WHAT THE TASK ASKS:
Write every line of the material out exactly as shown.

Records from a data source
□ □ □ □ □

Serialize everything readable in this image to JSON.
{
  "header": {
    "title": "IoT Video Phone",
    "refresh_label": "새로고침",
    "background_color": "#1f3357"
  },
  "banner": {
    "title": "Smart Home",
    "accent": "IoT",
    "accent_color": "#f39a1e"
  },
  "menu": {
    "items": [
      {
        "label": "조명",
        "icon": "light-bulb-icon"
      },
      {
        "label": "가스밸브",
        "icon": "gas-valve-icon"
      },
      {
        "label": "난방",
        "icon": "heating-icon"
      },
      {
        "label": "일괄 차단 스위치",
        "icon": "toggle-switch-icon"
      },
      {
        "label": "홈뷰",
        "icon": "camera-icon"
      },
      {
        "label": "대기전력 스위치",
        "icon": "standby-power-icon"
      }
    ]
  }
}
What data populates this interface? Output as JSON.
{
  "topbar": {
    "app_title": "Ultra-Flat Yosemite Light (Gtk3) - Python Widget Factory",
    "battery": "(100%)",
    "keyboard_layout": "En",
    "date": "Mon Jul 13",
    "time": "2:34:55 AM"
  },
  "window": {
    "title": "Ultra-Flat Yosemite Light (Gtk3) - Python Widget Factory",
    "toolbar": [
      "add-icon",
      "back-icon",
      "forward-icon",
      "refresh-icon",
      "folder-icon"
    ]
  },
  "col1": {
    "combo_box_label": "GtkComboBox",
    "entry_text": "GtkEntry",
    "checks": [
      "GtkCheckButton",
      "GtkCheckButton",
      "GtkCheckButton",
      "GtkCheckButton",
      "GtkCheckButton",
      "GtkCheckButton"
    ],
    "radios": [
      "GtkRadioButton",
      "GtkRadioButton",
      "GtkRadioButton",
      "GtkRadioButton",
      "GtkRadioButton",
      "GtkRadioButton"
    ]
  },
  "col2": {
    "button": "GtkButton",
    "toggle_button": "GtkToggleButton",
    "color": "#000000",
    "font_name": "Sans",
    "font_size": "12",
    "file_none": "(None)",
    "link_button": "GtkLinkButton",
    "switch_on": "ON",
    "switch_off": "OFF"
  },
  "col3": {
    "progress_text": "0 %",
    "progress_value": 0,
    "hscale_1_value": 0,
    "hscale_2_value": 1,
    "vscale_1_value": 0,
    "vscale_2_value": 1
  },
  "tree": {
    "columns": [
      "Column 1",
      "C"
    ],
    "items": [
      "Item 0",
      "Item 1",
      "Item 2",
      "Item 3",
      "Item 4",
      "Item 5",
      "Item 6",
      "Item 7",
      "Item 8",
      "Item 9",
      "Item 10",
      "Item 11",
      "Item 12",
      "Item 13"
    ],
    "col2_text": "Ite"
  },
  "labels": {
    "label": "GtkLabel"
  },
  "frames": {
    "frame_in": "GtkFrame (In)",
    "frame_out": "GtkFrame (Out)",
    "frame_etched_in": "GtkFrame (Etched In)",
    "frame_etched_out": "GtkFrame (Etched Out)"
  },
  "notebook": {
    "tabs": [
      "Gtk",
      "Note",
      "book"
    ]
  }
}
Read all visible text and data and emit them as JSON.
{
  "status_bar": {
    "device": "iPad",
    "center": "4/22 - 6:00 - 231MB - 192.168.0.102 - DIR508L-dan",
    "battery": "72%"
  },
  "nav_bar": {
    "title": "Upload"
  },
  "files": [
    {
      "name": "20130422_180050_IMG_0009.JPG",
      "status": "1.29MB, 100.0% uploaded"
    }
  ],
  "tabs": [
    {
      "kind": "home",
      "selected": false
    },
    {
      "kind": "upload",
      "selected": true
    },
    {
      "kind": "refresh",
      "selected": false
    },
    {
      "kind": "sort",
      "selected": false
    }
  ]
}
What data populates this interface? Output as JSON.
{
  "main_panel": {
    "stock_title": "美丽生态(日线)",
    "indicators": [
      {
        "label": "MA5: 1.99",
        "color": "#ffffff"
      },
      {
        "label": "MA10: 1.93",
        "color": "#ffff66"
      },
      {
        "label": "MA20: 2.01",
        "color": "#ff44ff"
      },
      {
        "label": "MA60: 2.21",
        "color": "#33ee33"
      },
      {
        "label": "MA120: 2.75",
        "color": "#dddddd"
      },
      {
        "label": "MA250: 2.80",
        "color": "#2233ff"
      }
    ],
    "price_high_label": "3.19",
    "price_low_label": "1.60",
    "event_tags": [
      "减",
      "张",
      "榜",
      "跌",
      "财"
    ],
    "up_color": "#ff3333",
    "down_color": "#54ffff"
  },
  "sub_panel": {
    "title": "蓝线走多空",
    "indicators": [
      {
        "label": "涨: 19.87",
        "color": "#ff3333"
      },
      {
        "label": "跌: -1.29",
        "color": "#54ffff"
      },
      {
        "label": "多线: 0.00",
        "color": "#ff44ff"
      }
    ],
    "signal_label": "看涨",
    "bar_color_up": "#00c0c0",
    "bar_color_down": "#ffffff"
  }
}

□ □ □ □ □

CORRECT RESULT:
Serialize everything readable in this image to JSON.
{
  "header": {
    "title": "IoT Video Phone",
    "refresh_label": "새로고침",
    "background_color": "#1f3357"
  },
  "banner": {
    "title": "Smart Home",
    "accent": "IoT",
    "accent_color": "#f39a1e"
  },
  "menu": {
    "items": [
      {
        "label": "조명",
        "icon": "light-bulb-icon"
      },
      {
        "label": "가스밸브",
        "icon": "gas-valve-icon"
      },
      {
        "label": "난방",
        "icon": "heating-icon"
      },
      {
        "label": "일괄 차단 스위치",
        "icon": "toggle-switch-icon"
      },
      {
        "label": "홈뷰",
        "icon": "camera-icon"
      },
      {
        "label": "대기전력 스위치",
        "icon": "standby-power-icon"
      }
    ]
  }
}
What data populates this interface? Output as JSON.
{
  "topbar": {
    "app_title": "Ultra-Flat Yosemite Light (Gtk3) - Python Widget Factory",
    "battery": "(100%)",
    "keyboard_layout": "En",
    "date": "Mon Jul 13",
    "time": "2:34:55 AM"
  },
  "window": {
    "title": "Ultra-Flat Yosemite Light (Gtk3) - Python Widget Factory",
    "toolbar": [
      "add-icon",
      "back-icon",
      "forward-icon",
      "refresh-icon",
      "folder-icon"
    ]
  },
  "col1": {
    "combo_box_label": "GtkComboBox",
    "entry_text": "GtkEntry",
    "checks": [
      "GtkCheckButton",
      "GtkCheckButton",
      "GtkCheckButton",
      "GtkCheckButton",
      "GtkCheckButton",
      "GtkCheckButton"
    ],
    "radios": [
      "GtkRadioButton",
      "GtkRadioButton",
      "GtkRadioButton",
      "GtkRadioButton",
      "GtkRadioButton",
      "GtkRadioButton"
    ]
  },
  "col2": {
    "button": "GtkButton",
    "toggle_button": "GtkToggleButton",
    "color": "#000000",
    "font_name": "Sans",
    "font_size": "12",
    "file_none": "(None)",
    "link_button": "GtkLinkButton",
    "switch_on": "ON",
    "switch_off": "OFF"
  },
  "col3": {
    "progress_text": "0 %",
    "progress_value": 0,
    "hscale_1_value": 0,
    "hscale_2_value": 1,
    "vscale_1_value": 0,
    "vscale_2_value": 1
  },
  "tree": {
    "columns": [
      "Column 1",
      "C"
    ],
    "items": [
      "Item 0",
      "Item 1",
      "Item 2",
      "Item 3",
      "Item 4",
      "Item 5",
      "Item 6",
      "Item 7",
      "Item 8",
      "Item 9",
      "Item 10",
      "Item 11",
      "Item 12",
      "Item 13"
    ],
    "col2_text": "Ite"
  },
  "labels": {
    "label": "GtkLabel"
  },
  "frames": {
    "frame_in": "GtkFrame (In)",
    "frame_out": "GtkFrame (Out)",
    "frame_etched_in": "GtkFrame (Etched In)",
    "frame_etched_out": "GtkFrame (Etched Out)"
  },
  "notebook": {
    "tabs": [
      "Gtk",
      "Note",
      "book"
    ]
  }
}
Read all visible text and data and emit them as JSON.
{
  "status_bar": {
    "device": "iPad",
    "center": "4/22 - 6:00 - 231MB - 192.168.0.102 - DIR508L-dan",
    "battery": "72%"
  },
  "nav_bar": {
    "title": "Upload"
  },
  "files": [
    {
      "name": "20130422_180050_IMG_0009.JPG",
      "status": "1.29MB, 100.0% uploaded"
    }
  ],
  "tabs": [
    {
      "kind": "home",
      "selected": false
    },
    {
      "kind": "upload",
      "selected": true
    },
    {
      "kind": "refresh",
      "selected": false
    },
    {
      "kind": "sort",
      "selected": false
    }
  ]
}
What data populates this interface? Output as JSON.
{
  "main_panel": {
    "stock_title": "美丽生态(日线)",
    "indicators": [
      {
        "label": "MA5: 1.99",
        "color": "#ffffff"
      },
      {
        "label": "MA10: 1.93",
        "color": "#ffff66"
      },
      {
        "label": "MA20: 2.01",
        "color": "#ff44ff"
      },
      {
        "label": "MA60: 2.21",
        "color": "#33ee33"
      },
      {
        "label": "MA120: 2.75",
        "color": "#dddddd"
      },
      {
        "label": "MA250: 2.80",
        "color": "#2233ff"
      }
    ],
    "price_high_label": "3.19",
    "price_low_label": "1.60",
    "event_tags": [
      "减",
      "张",
      "榜",
      "跌",
      "财"
    ],
    "up_color": "#ff3333",
    "down_color": "#54ffff"
  },
  "sub_panel": {
    "title": "蓝线走多空",
    "indicators": [
      {
        "label": "涨: 19.87",
        "color": "#ff3333"
      },
      {
        "label": "跌: -1.29",
        "color": "#54ffff"
      },
      {
        "label": "多线: 0.00",
        "color": "#ff44ff"
      }
    ],
    "signal_label": "看涨",
    "bar_color_up": "#00c0c0",
    "bar_color_down": "#ffffff"
  }
}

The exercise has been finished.